— Start of Dataset records —

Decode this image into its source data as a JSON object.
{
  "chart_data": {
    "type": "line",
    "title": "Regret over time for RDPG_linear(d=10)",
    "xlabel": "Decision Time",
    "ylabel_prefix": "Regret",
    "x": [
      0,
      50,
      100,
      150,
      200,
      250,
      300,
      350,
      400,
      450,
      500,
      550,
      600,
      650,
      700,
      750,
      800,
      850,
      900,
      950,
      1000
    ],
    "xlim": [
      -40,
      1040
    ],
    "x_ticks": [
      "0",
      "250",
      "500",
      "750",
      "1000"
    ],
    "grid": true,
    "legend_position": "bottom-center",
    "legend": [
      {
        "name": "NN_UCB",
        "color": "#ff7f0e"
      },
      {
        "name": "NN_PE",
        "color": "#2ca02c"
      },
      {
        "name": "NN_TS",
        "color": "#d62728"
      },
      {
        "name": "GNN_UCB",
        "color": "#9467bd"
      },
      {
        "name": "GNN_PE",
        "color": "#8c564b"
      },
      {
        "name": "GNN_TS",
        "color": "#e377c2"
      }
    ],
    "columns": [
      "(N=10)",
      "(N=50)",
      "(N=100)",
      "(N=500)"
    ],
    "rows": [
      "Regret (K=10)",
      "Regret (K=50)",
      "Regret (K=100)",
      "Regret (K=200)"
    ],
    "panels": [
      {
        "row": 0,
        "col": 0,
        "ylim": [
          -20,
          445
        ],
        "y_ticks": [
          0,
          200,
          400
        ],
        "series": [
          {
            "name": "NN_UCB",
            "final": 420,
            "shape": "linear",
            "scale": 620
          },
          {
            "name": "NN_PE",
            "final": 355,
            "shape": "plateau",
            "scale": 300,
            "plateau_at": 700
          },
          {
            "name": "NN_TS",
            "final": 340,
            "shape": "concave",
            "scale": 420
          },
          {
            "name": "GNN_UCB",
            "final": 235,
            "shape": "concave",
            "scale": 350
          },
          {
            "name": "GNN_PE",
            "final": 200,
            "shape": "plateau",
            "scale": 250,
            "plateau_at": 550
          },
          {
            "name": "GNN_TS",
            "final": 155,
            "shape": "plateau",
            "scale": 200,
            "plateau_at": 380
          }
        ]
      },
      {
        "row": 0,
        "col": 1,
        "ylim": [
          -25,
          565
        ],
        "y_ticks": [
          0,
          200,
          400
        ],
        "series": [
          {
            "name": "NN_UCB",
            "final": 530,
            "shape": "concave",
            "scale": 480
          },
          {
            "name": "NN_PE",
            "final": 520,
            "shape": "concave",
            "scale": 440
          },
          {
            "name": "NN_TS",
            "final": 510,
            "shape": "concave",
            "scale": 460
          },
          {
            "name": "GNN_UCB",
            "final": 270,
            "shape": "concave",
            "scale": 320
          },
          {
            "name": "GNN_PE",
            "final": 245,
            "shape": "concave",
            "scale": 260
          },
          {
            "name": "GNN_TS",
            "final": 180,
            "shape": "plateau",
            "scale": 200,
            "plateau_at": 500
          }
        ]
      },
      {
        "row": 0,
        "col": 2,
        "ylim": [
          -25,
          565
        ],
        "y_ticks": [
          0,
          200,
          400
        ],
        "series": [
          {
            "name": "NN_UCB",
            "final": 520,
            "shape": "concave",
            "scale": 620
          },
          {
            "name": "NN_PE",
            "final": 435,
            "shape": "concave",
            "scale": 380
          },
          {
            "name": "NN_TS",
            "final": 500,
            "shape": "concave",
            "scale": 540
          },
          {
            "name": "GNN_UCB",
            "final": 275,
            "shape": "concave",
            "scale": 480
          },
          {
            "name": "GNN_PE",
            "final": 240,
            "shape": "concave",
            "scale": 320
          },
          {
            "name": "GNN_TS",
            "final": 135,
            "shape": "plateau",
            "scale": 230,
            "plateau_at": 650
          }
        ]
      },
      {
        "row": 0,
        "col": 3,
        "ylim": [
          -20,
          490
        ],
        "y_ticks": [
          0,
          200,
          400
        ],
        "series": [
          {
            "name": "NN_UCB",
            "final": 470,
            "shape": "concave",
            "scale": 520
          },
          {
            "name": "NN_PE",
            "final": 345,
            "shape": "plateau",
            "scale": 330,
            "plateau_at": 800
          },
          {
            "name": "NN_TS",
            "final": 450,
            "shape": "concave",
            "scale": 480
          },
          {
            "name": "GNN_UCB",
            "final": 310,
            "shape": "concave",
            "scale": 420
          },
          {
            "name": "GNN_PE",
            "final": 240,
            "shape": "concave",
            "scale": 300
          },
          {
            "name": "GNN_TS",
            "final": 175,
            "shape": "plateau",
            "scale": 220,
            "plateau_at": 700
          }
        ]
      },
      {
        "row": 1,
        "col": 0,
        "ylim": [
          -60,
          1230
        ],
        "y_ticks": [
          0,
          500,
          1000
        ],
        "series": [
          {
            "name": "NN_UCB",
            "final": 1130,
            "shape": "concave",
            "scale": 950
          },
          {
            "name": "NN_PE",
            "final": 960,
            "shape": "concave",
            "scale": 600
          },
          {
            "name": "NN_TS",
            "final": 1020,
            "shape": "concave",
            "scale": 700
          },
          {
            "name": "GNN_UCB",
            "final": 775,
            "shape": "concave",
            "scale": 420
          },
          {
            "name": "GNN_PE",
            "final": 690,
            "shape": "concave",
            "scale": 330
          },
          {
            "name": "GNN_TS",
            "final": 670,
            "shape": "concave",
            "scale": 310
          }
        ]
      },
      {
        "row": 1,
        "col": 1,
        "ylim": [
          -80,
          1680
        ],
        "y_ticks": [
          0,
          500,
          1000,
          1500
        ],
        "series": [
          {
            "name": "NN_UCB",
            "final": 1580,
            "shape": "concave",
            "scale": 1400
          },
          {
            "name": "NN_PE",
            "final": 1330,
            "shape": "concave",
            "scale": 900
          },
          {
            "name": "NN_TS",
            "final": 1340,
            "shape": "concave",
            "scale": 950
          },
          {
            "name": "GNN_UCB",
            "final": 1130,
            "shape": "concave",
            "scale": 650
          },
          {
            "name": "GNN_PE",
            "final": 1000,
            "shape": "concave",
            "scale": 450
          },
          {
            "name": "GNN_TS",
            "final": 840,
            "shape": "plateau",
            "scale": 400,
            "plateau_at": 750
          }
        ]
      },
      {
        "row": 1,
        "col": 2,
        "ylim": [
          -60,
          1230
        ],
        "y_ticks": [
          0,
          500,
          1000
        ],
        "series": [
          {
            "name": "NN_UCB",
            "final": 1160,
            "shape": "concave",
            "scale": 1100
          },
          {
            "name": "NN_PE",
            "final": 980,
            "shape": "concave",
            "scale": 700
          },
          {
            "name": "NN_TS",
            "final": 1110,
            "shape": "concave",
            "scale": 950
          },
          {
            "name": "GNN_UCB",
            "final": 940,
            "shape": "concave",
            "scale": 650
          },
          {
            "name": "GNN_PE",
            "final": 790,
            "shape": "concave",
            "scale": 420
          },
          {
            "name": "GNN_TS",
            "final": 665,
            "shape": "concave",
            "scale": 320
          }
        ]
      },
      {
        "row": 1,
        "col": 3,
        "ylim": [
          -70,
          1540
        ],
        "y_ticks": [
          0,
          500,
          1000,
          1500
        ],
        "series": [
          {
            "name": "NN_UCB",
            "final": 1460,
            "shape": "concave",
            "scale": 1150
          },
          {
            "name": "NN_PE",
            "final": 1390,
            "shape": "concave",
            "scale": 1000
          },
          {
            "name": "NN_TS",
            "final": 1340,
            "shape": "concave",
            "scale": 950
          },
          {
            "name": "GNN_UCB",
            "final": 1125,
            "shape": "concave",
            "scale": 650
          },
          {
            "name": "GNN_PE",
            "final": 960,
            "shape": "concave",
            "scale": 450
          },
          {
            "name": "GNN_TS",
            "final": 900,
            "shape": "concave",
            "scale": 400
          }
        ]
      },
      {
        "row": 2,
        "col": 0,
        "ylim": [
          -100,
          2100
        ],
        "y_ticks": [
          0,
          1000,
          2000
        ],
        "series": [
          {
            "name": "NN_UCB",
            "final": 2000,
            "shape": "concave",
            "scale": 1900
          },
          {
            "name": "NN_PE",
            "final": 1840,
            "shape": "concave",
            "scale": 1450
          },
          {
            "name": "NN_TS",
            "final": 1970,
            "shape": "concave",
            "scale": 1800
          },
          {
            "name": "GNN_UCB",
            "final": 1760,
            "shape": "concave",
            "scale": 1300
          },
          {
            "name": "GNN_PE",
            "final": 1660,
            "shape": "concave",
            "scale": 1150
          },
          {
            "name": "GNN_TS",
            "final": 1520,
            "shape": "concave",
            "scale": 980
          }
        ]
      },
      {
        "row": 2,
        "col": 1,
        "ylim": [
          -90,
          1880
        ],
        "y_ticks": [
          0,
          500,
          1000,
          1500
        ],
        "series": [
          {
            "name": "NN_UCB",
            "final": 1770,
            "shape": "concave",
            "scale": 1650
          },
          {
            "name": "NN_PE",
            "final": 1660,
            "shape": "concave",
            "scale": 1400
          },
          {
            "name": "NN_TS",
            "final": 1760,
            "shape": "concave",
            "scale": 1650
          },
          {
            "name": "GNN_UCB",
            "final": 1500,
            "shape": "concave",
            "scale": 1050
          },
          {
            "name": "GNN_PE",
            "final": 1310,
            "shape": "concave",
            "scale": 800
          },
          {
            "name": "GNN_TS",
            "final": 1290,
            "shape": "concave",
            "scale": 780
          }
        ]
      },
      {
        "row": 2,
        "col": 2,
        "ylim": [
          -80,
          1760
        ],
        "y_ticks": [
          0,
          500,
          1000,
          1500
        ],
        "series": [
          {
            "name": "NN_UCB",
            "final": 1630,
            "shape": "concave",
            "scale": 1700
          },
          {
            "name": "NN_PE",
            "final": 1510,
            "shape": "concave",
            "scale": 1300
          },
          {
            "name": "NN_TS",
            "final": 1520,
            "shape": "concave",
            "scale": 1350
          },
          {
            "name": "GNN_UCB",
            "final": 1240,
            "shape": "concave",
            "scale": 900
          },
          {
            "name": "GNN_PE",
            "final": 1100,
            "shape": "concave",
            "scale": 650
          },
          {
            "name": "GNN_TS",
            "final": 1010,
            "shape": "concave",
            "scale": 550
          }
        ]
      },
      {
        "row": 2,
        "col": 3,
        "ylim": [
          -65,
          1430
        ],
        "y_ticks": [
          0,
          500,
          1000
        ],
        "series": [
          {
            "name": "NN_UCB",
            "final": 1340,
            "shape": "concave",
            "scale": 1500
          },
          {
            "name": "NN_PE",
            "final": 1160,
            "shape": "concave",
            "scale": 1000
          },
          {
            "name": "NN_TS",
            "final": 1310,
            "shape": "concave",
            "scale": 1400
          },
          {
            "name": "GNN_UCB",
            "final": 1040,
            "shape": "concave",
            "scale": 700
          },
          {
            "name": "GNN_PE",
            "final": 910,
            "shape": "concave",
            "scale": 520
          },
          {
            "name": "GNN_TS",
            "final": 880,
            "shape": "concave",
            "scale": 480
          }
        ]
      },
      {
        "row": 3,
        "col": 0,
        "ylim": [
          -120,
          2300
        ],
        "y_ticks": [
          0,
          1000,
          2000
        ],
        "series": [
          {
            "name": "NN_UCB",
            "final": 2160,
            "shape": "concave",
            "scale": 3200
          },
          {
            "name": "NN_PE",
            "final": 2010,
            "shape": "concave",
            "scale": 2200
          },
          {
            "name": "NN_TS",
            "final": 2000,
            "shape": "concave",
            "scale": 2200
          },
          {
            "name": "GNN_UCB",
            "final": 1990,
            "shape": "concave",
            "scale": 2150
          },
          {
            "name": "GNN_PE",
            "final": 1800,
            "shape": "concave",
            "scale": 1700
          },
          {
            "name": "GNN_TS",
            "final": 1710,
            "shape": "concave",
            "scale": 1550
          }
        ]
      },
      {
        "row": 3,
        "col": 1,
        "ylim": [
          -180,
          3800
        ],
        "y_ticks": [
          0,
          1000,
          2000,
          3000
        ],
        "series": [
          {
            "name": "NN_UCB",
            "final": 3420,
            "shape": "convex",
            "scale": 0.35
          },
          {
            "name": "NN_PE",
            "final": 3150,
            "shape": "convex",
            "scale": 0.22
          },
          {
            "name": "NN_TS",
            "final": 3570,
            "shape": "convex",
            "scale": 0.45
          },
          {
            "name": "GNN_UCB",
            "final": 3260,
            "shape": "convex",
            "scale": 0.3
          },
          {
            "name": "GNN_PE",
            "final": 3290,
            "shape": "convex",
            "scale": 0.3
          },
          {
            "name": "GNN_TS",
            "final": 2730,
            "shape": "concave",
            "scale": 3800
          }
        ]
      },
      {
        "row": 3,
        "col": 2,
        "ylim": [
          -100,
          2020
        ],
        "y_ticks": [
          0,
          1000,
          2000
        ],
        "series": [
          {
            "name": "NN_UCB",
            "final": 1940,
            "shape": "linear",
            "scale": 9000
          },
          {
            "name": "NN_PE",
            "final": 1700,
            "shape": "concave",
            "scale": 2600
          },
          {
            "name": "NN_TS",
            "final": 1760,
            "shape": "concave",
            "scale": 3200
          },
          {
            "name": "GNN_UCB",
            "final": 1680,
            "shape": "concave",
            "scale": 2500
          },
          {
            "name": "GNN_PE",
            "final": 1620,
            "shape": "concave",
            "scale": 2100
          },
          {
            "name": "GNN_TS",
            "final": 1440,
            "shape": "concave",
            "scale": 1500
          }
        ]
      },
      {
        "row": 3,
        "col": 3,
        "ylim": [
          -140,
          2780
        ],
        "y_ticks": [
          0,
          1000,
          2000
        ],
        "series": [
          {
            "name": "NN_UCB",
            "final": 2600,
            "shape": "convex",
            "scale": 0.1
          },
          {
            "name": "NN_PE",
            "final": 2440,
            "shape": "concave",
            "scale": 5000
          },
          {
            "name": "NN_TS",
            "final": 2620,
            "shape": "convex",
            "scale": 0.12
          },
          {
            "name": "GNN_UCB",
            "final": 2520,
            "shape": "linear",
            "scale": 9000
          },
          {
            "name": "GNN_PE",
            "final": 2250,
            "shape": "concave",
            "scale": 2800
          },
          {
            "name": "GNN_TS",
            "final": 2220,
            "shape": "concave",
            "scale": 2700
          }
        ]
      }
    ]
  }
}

— End of Dataset records —

[Task goal] Scan the material above for the string "color" and report each line where you find it.

[The reply]
        "color": "#ff7f0e"
        "color": "#2ca02c"
        "color": "#d62728"
        "color": "#9467bd"
        "color": "#8c564b"
        "color": "#e377c2"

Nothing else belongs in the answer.